What needs to be done ▸
Convert every line of the material into a JSON list of strings, one string per line, leaving out any blank lines.

Annotated element listings
* * * *
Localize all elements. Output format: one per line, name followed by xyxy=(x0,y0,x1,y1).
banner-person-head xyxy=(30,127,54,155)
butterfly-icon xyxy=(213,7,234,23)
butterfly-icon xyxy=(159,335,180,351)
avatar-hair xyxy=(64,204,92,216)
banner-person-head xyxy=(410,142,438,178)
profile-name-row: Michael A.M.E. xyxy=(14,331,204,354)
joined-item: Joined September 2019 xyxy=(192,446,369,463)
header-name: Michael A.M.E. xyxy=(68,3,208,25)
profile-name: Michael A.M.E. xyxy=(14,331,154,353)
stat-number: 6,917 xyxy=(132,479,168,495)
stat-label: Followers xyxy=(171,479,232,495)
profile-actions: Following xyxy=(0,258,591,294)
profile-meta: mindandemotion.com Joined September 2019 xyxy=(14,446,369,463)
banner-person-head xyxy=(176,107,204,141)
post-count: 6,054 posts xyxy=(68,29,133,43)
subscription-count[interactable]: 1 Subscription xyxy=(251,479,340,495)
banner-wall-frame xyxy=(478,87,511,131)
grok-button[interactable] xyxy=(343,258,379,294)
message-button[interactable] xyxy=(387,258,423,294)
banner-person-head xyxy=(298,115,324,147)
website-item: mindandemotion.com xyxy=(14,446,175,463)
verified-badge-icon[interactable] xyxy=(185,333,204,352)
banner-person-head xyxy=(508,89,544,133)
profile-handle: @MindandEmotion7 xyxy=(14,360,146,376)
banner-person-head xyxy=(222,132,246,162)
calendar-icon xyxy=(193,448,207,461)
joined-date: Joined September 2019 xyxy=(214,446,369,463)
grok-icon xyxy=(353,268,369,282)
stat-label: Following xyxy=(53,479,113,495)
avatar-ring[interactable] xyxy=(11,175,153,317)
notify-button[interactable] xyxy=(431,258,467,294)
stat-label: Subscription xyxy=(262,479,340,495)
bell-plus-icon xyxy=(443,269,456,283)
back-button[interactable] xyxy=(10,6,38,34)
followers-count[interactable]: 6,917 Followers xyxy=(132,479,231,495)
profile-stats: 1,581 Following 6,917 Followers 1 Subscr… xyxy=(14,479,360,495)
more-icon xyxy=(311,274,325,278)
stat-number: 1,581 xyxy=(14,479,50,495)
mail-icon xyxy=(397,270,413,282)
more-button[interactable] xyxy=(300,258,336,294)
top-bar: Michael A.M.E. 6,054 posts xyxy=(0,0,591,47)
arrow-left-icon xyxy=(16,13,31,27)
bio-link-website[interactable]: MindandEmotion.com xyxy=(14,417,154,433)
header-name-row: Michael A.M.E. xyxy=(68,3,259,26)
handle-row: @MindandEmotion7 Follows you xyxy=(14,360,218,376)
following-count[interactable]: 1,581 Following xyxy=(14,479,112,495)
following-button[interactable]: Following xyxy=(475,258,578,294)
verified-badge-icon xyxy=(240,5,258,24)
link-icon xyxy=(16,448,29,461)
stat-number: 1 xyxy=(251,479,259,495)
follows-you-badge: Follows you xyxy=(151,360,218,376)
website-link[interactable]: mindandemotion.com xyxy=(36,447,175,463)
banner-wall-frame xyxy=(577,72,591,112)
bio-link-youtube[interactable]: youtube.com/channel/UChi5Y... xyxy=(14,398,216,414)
* * * *
The result ▸
[
  "Localize all elements. Output format: one per line, name followed by xyxy=(x0,y0,x1,y1).",
  "banner-person-head xyxy=(30,127,54,155)",
  "butterfly-icon xyxy=(213,7,234,23)",
  "butterfly-icon xyxy=(159,335,180,351)",
  "avatar-hair xyxy=(64,204,92,216)",
  "banner-person-head xyxy=(410,142,438,178)",
  "profile-name-row: Michael A.M.E. xyxy=(14,331,204,354)",
  "joined-item: Joined September 2019 xyxy=(192,446,369,463)",
  "header-name: Michael A.M.E. xyxy=(68,3,208,25)",
  "profile-name: Michael A.M.E. xyxy=(14,331,154,353)",
  "stat-number: 6,917 xyxy=(132,479,168,495)",
  "stat-label: Followers xyxy=(171,479,232,495)",
  "profile-actions: Following xyxy=(0,258,591,294)",
  "profile-meta: mindandemotion.com Joined September 2019 xyxy=(14,446,369,463)",
  "banner-person-head xyxy=(176,107,204,141)",
  "post-count: 6,054 posts xyxy=(68,29,133,43)",
  "subscription-count[interactable]: 1 Subscription xyxy=(251,479,340,495)",
  "banner-wall-frame xyxy=(478,87,511,131)",
  "grok-button[interactable] xyxy=(343,258,379,294)",
  "message-button[interactable] xyxy=(387,258,423,294)",
  "banner-person-head xyxy=(298,115,324,147)",
  "website-item: mindandemotion.com xyxy=(14,446,175,463)",
  "verified-badge-icon[interactable] xyxy=(185,333,204,352)",
  "banner-person-head xyxy=(508,89,544,133)",
  "profile-handle: @MindandEmotion7 xyxy=(14,360,146,376)",
  "banner-person-head xyxy=(222,132,246,162)",
  "calendar-icon xyxy=(193,448,207,461)",
  "joined-date: Joined September 2019 xyxy=(214,446,369,463)",
  "grok-icon xyxy=(353,268,369,282)",
  "stat-label: Following xyxy=(53,479,113,495)",
  "avatar-ring[interactable] xyxy=(11,175,153,317)",
  "notify-button[interactable] xyxy=(431,258,467,294)",
  "stat-label: Subscription xyxy=(262,479,340,495)",
  "bell-plus-icon xyxy=(443,269,456,283)",
  "back-button[interactable] xyxy=(10,6,38,34)",
  "followers-count[interactable]: 6,917 Followers xyxy=(132,479,231,495)",
  "profile-stats: 1,581 Following 6,917 Followers 1 Subscr… xyxy=(14,479,360,495)",
  "more-icon xyxy=(311,274,325,278)",
  "stat-number: 1,581 xyxy=(14,479,50,495)",
  "mail-icon xyxy=(397,270,413,282)",
  "more-button[interactable] xyxy=(300,258,336,294)",
  "top-bar: Michael A.M.E. 6,054 posts xyxy=(0,0,591,47)",
  "arrow-left-icon xyxy=(16,13,31,27)",
  "bio-link-website[interactable]: MindandEmotion.com xyxy=(14,417,154,433)",
  "header-name-row: Michael A.M.E. xyxy=(68,3,259,26)",
  "handle-row: @MindandEmotion7 Follows you xyxy=(14,360,218,376)",
  "following-count[interactable]: 1,581 Following xyxy=(14,479,112,495)",
  "following-button[interactable]: Following xyxy=(475,258,578,294)",
  "verified-badge-icon xyxy=(240,5,258,24)",
  "link-icon xyxy=(16,448,29,461)",
  "stat-number: 1 xyxy=(251,479,259,495)",
  "follows-you-badge: Follows you xyxy=(151,360,218,376)",
  "website-link[interactable]: mindandemotion.com xyxy=(36,447,175,463)",
  "banner-wall-frame xyxy=(577,72,591,112)",
  "bio-link-youtube[interactable]: youtube.com/channel/UChi5Y... xyxy=(14,398,216,414)"
]